─── PASSAGE

# Will Amazon blacklist a Fire?



## TraceyC/FL (Mar 23, 2011)

My friends Fire was stolen (it was his daughters), he ordered her a HD to replace it, but I see that that whomever took the other one has wiped it and it is deregistered from his account.

I had told him to call and tell them it was stolen - but his schedule has been nuts and he hadn't gotten there.

I swear, I could make nasty remarks about certain teens right now but won't... and parents that won't make them step up and face consequences (the punk in question apparently already has a record and no one thinks it will mean anything to call the cops on him.... really)

Thanks!


----------



## SheilaJ (Apr 10, 2011)

The next door neighbor kid stole my son's kindle and because he was right next door he was able to use the kindle on my son's wifi to charge over $400 worth of kids books to my son while son and family were gone for the weekend.  How did they figure out who did it?  The stupid kid changed the name of the kindle to HIS name!  My son called Amazon about it and they refunded all the money.  Gotta love Amazon.

Password protected doesn't work if you are using your home network with 1 click purchase.


----------



## Linjeakel (Mar 17, 2010)

TraceyC/FL said:


> My friends Fire was stolen (it was his daughters), he ordered her a HD to replace it, but I see that that whomever took the other one has wiped it and it is deregistered from his account.
> 
> I had told him to call and tell them it was stolen - but his schedule has been nuts and he hadn't gotten there.
> 
> ...


He really should have deregistered it himself once he realised it was gone. With Amazon not knowing it was stolen, the thief could have used his account to buy books or apps etc. He's lucky the thief decided to deregister it.

If your friend would report it stolen, Amazon will be able to identify it via the serial number and brick it, so it can't be used. It's unlikely the thief has been idiotic enough to register it under his own name, so it's likely that it's been sold on to some unfortunate innocent who's bought themself a stolen Fire that's shortly about to become unusable. If they know the identity of the person who sold it to them, there's a possibility he could be caught. There's even a possibility your friend might get his daughter's Fire back.


----------



## TraceyC/FL (Mar 23, 2011)

Linjeakel said:


> He really should have deregistered it himself once he realised it was gone. With Amazon not knowing it was stolen, the thief could have used his account to buy books or apps etc. He's lucky the thief decided to deregister it.


Ya, well, I told him to do that.....



> If your friend would report it stolen, Amazon will be able to identify it via the serial number and brick it, so it can't be used. It's unlikely the thief has been idiotic enough to register it under his own name, so it's likely that it's been sold on to some unfortunate innocent who's bought themself a stolen Fire that's shortly about to become unusable. If they know the identity of the person who sold it to them, there's a possibility he could be caught. There's even a possibility your friend might get his daughter's Fire back.


Great - so they will block it! I will be sure he calls.

There are dynamics at work that I can't understand nor explain as to why "they" aren't involving the authorities. Things are different here in the south....


----------

──────
─── EXTRACTED INFORMATION

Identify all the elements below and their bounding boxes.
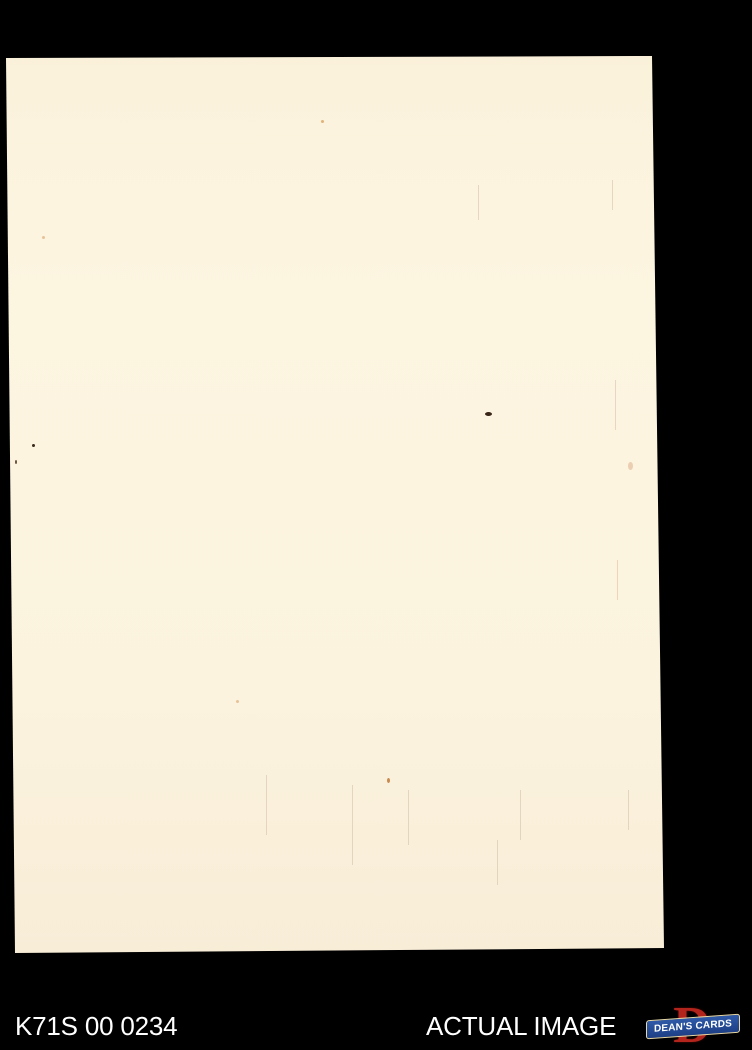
actual-image-label: ACTUAL IMAGE	[426, 1010, 616, 1042]
blemish	[32, 444, 35, 447]
print-streak	[408, 790, 409, 845]
print-streak	[352, 785, 353, 865]
cert-number: K71S 00 0234	[15, 1010, 177, 1042]
print-streak	[612, 180, 613, 210]
print-streak	[266, 775, 267, 835]
blemish	[485, 412, 492, 416]
blemish	[321, 120, 324, 123]
print-streak	[617, 560, 618, 600]
card-back	[0, 0, 752, 990]
blemish	[15, 460, 17, 464]
blemish	[42, 236, 45, 239]
blemish	[236, 700, 239, 703]
logo-banner: DEAN'S CARDS	[646, 1014, 740, 1040]
print-streak	[615, 380, 616, 430]
print-streak	[497, 840, 498, 885]
card-photo	[0, 0, 752, 990]
deans-cards-logo-icon: D DEAN'S CARDS	[645, 1004, 739, 1048]
blemish	[628, 462, 633, 470]
print-streak	[628, 790, 629, 830]
blemish	[387, 778, 390, 783]
print-streak	[520, 790, 521, 840]
print-streak	[478, 185, 479, 220]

──────

» WHAT THIS EXERCISE ASKS
**1)** In the forum thread, how did the family learn who had stolen the son's Kindle?
**2)** Put each line of the records into a JSON list of strings, one string per line, with blank lines and the picture left out.

» RESULTS FOR THE EXERCISE
**1)** The kid who stole it changed the Kindle's name to his own name.

**2)**
[
  "Identify all the elements below and their bounding boxes.",
  "actual-image-label: ACTUAL IMAGE\t[426, 1010, 616, 1042]",
  "blemish\t[32, 444, 35, 447]",
  "print-streak\t[408, 790, 409, 845]",
  "print-streak\t[352, 785, 353, 865]",
  "cert-number: K71S 00 0234\t[15, 1010, 177, 1042]",
  "print-streak\t[612, 180, 613, 210]",
  "print-streak\t[266, 775, 267, 835]",
  "blemish\t[485, 412, 492, 416]",
  "blemish\t[321, 120, 324, 123]",
  "print-streak\t[617, 560, 618, 600]",
  "card-back\t[0, 0, 752, 990]",
  "blemish\t[15, 460, 17, 464]",
  "blemish\t[42, 236, 45, 239]",
  "blemish\t[236, 700, 239, 703]",
  "logo-banner: DEAN'S CARDS\t[646, 1014, 740, 1040]",
  "print-streak\t[615, 380, 616, 430]",
  "print-streak\t[497, 840, 498, 885]",
  "card-photo\t[0, 0, 752, 990]",
  "deans-cards-logo-icon: D DEAN'S CARDS\t[645, 1004, 739, 1048]",
  "blemish\t[628, 462, 633, 470]",
  "print-streak\t[628, 790, 629, 830]",
  "blemish\t[387, 778, 390, 783]",
  "print-streak\t[520, 790, 521, 840]",
  "print-streak\t[478, 185, 479, 220]"
]